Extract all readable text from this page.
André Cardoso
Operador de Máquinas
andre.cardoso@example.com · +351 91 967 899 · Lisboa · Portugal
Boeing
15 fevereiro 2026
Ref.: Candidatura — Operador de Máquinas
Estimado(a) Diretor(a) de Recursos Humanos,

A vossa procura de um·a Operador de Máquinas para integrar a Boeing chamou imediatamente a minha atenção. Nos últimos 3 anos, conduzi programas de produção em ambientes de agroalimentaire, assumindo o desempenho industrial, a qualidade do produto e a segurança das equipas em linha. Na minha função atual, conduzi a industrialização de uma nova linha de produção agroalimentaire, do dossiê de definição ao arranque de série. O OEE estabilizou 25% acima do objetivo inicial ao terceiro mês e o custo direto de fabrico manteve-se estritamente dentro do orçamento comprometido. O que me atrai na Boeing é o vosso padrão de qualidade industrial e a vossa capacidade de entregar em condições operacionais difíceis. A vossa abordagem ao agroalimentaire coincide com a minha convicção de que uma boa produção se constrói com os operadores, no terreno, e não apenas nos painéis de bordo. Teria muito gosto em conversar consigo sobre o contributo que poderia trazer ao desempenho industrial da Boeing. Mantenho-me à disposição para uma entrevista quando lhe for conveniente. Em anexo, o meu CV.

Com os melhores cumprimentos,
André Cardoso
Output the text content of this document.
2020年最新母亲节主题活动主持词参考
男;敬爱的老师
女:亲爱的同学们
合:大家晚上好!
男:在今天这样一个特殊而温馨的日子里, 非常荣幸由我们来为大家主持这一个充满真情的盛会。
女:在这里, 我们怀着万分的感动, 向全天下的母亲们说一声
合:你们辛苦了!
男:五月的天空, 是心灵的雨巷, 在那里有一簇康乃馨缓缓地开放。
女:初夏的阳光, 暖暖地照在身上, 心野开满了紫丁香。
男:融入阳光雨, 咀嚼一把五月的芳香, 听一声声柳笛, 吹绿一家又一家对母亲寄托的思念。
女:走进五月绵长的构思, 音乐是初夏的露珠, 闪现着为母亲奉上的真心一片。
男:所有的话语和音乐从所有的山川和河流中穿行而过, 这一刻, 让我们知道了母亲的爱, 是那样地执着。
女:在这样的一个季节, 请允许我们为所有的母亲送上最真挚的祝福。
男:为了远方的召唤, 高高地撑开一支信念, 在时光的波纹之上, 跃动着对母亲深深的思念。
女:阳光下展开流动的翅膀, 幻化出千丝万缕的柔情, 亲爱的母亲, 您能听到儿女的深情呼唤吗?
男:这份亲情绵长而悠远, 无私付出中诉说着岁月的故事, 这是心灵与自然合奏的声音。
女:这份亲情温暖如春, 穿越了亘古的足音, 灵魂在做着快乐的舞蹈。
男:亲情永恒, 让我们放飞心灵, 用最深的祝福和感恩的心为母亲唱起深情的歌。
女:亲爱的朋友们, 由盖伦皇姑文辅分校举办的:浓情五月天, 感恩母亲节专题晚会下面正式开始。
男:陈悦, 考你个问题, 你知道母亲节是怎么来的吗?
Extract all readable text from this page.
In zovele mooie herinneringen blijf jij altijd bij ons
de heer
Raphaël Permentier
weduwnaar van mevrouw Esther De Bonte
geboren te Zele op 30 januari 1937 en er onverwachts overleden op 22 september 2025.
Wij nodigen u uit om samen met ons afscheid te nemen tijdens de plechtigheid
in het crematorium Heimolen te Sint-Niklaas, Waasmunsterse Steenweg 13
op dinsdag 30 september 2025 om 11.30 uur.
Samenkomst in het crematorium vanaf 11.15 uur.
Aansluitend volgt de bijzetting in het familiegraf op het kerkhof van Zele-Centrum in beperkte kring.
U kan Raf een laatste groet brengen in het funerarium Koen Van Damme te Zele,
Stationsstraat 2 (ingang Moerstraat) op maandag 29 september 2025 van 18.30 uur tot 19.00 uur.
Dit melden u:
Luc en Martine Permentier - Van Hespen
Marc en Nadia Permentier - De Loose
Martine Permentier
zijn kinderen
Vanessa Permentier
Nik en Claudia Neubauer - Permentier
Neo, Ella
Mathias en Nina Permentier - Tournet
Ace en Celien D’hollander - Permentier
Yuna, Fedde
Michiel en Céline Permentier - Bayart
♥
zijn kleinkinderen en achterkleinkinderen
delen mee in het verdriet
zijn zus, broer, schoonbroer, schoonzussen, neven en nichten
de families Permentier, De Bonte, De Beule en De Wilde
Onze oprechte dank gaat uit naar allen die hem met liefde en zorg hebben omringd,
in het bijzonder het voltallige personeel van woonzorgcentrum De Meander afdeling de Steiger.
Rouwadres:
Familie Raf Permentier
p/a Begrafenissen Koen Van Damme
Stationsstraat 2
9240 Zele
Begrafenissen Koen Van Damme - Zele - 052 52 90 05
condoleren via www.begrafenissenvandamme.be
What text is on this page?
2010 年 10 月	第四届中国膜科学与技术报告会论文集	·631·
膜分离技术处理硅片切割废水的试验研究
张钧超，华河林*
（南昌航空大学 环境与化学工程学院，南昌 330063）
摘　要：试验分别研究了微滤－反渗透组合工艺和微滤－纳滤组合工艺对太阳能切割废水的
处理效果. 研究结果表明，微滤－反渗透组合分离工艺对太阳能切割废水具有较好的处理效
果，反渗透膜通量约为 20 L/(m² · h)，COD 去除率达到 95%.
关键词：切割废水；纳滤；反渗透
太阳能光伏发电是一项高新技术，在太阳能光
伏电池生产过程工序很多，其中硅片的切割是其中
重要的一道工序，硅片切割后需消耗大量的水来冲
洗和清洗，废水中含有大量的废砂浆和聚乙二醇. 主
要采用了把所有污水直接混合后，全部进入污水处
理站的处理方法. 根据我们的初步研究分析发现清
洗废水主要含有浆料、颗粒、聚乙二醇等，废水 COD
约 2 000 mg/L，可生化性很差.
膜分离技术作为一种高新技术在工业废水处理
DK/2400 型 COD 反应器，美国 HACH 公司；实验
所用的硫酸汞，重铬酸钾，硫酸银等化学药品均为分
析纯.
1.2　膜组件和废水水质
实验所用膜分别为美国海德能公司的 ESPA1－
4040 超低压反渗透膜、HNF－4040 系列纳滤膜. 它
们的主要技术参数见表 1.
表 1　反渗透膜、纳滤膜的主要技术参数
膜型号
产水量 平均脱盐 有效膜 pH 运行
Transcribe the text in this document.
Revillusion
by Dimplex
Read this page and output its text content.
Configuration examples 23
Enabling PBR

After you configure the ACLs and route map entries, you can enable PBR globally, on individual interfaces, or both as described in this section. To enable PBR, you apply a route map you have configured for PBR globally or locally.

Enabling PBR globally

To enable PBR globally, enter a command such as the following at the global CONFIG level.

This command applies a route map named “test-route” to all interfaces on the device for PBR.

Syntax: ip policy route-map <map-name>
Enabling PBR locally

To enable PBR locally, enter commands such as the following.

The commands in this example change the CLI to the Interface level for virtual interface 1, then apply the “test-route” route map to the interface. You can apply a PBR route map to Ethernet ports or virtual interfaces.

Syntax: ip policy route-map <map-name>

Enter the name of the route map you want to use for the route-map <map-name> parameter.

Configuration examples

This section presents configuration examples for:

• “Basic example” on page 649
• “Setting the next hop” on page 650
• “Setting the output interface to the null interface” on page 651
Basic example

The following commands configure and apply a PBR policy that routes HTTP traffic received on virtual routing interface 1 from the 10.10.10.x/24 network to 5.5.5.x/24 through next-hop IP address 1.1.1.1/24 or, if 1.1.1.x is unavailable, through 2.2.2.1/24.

Required work: Your task is to collect every line above that contains the word "Martine".

Task answer:
Luc en Martine Permentier - Van Hespen
Martine Permentier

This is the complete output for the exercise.